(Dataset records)
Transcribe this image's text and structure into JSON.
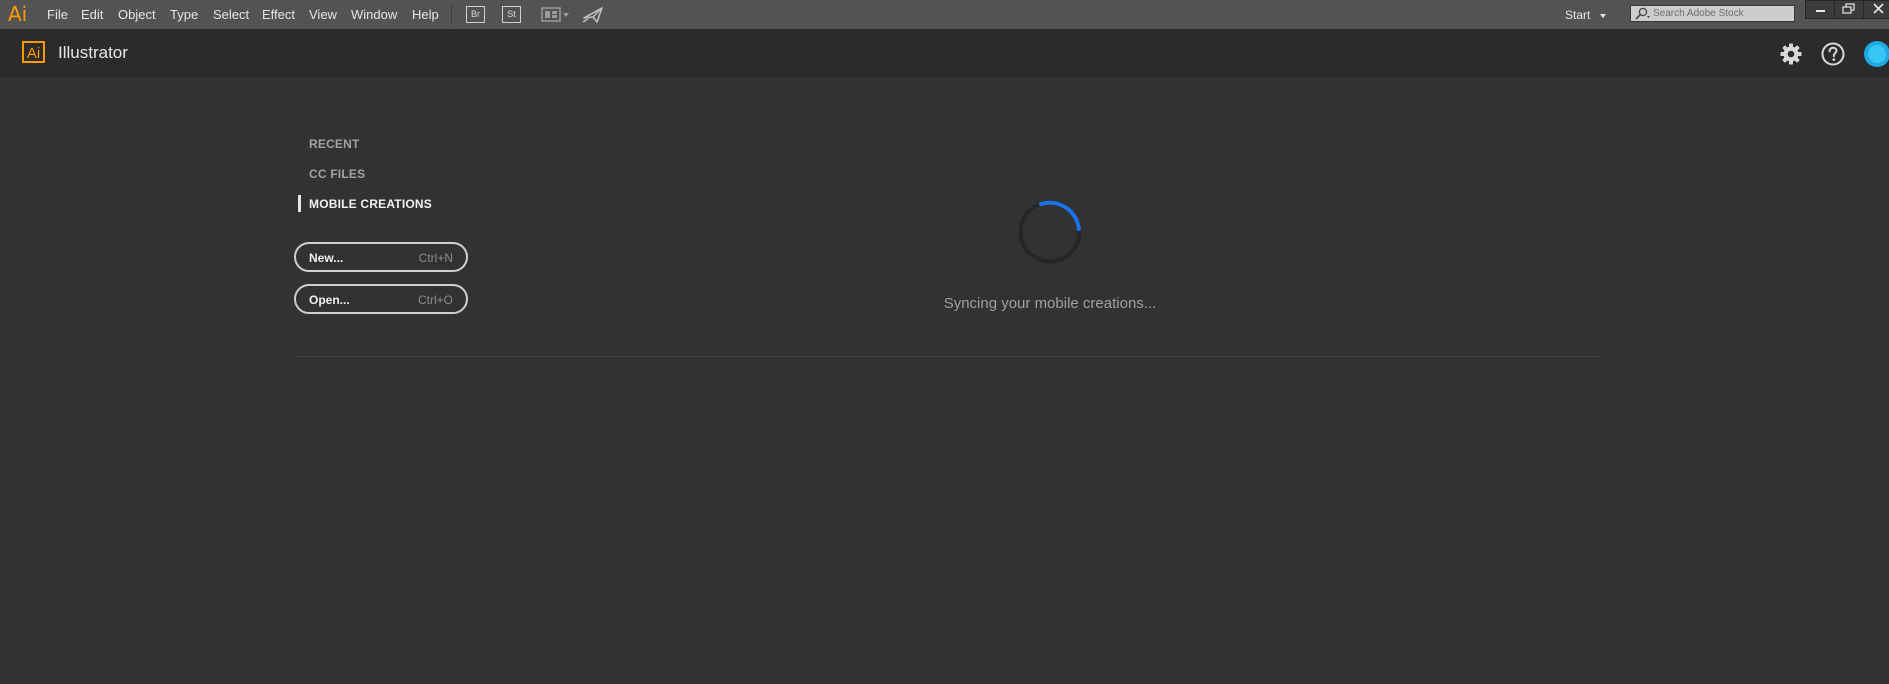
{
  "menubar": {
    "logo_text": "Ai",
    "items": [
      "File",
      "Edit",
      "Object",
      "Type",
      "Select",
      "Effect",
      "View",
      "Window",
      "Help"
    ],
    "bridge_badge": "Br",
    "stock_badge": "St",
    "arrange_icon": "arrange-documents-icon",
    "send_icon": "gpu-performance-icon",
    "workspace_label": "Start",
    "search_placeholder": "Search Adobe Stock"
  },
  "titlebar": {
    "logo_text": "Ai",
    "app_name": "Illustrator",
    "icons": [
      "gear-icon",
      "help-icon",
      "creative-cloud-icon"
    ]
  },
  "start": {
    "nav": [
      {
        "label": "RECENT",
        "active": false
      },
      {
        "label": "CC FILES",
        "active": false
      },
      {
        "label": "MOBILE CREATIONS",
        "active": true
      }
    ],
    "new_button": {
      "label": "New...",
      "shortcut": "Ctrl+N"
    },
    "open_button": {
      "label": "Open...",
      "shortcut": "Ctrl+O"
    },
    "status_text": "Syncing your mobile creations...",
    "spinner_color": "#1a73e8"
  },
  "colors": {
    "accent": "#ff9a00",
    "background": "#323232",
    "menubar": "#535353",
    "titlebar": "#2b2b2b"
  }
}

• **GIVEN EXERCISE**:
A faithful copy of the records above is needed, with the pictures left out.

• **RESULT OF THE EXERCISE**:
Transcribe this image's text and structure into JSON.
{
  "menubar": {
    "logo_text": "Ai",
    "items": [
      "File",
      "Edit",
      "Object",
      "Type",
      "Select",
      "Effect",
      "View",
      "Window",
      "Help"
    ],
    "bridge_badge": "Br",
    "stock_badge": "St",
    "arrange_icon": "arrange-documents-icon",
    "send_icon": "gpu-performance-icon",
    "workspace_label": "Start",
    "search_placeholder": "Search Adobe Stock"
  },
  "titlebar": {
    "logo_text": "Ai",
    "app_name": "Illustrator",
    "icons": [
      "gear-icon",
      "help-icon",
      "creative-cloud-icon"
    ]
  },
  "start": {
    "nav": [
      {
        "label": "RECENT",
        "active": false
      },
      {
        "label": "CC FILES",
        "active": false
      },
      {
        "label": "MOBILE CREATIONS",
        "active": true
      }
    ],
    "new_button": {
      "label": "New...",
      "shortcut": "Ctrl+N"
    },
    "open_button": {
      "label": "Open...",
      "shortcut": "Ctrl+O"
    },
    "status_text": "Syncing your mobile creations...",
    "spinner_color": "#1a73e8"
  },
  "colors": {
    "accent": "#ff9a00",
    "background": "#323232",
    "menubar": "#535353",
    "titlebar": "#2b2b2b"
  }
}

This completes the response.